TASK INPUT:
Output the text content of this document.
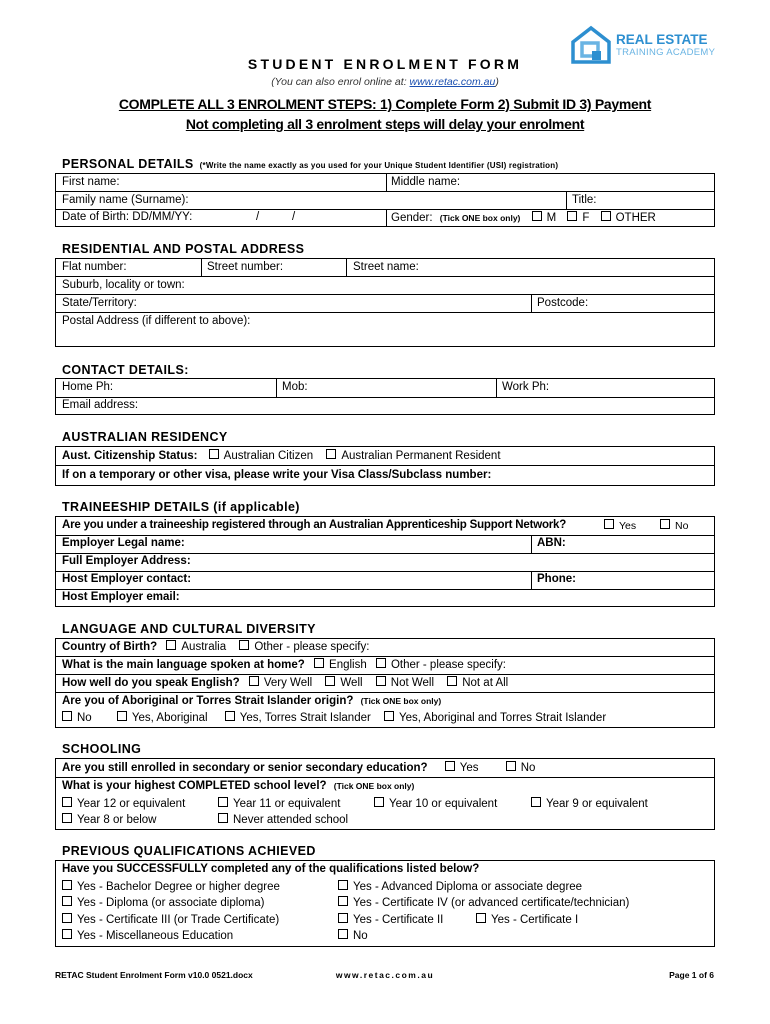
REAL ESTATE
TRAINING ACADEMY
STUDENT ENROLMENT FORM
(You can also enrol online at: www.retac.com.au)
COMPLETE ALL 3 ENROLMENT STEPS: 1) Complete Form 2) Submit ID 3) Payment
Not completing all 3 enrolment steps will delay your enrolment
PERSONAL DETAILS (*Write the name exactly as you used for your Unique Student Identifier (USI) registration)
First name:	Middle name:
Family name (Surname):	Title:
Date of Birth: DD/MM/YY:	/	/	Gender: (Tick ONE box only) M F OTHER
RESIDENTIAL AND POSTAL ADDRESS
Flat number:	Street number:	Street name:
Suburb, locality or town:
State/Territory:	Postcode:
Postal Address (if different to above):
CONTACT DETAILS:
Home Ph:	Mob:	Work Ph:
Email address:
AUSTRALIAN RESIDENCY
Aust. Citizenship Status: Australian Citizen Australian Permanent Resident
If on a temporary or other visa, please write your Visa Class/Subclass number:
TRAINEESHIP DETAILS (if applicable)
Are you under a traineeship registered through an Australian Apprenticeship Support Network?	Yes	No
Employer Legal name:	ABN:
Full Employer Address:
Host Employer contact:	Phone:
Host Employer email:
LANGUAGE AND CULTURAL DIVERSITY
Country of Birth? Australia Other - please specify:
What is the main language spoken at home? English Other - please specify:
How well do you speak English? Very Well Well Not Well Not at All
Are you of Aboriginal or Torres Strait Islander origin? (Tick ONE box only)
No	Yes, Aboriginal	Yes, Torres Strait Islander Yes, Aboriginal and Torres Strait Islander
SCHOOLING
Are you still enrolled in secondary or senior secondary education?	Yes	No
What is your highest COMPLETED school level? (Tick ONE box only)
Year 12 or equivalent	Year 11 or equivalent	Year 10 or equivalent	Year 9 or equivalent
Year 8 or below	Never attended school
PREVIOUS QUALIFICATIONS ACHIEVED
Have you SUCCESSFULLY completed any of the qualifications listed below?
Yes - Bachelor Degree or higher degree	Yes - Advanced Diploma or associate degree
Yes - Diploma (or associate diploma)	Yes - Certificate IV (or advanced certificate/technician)
Yes - Certificate III (or Trade Certificate)	Yes - Certificate II	Yes - Certificate I
Yes - Miscellaneous Education	No
RETAC Student Enrolment Form v10.0 0521.docx	www.retac.com.au	Page 1 of 6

TASK DIRECTIONS:
Count how many lines of the data include the word "Certificate". Your reply should be that number alone.

WORKED ANSWER:
2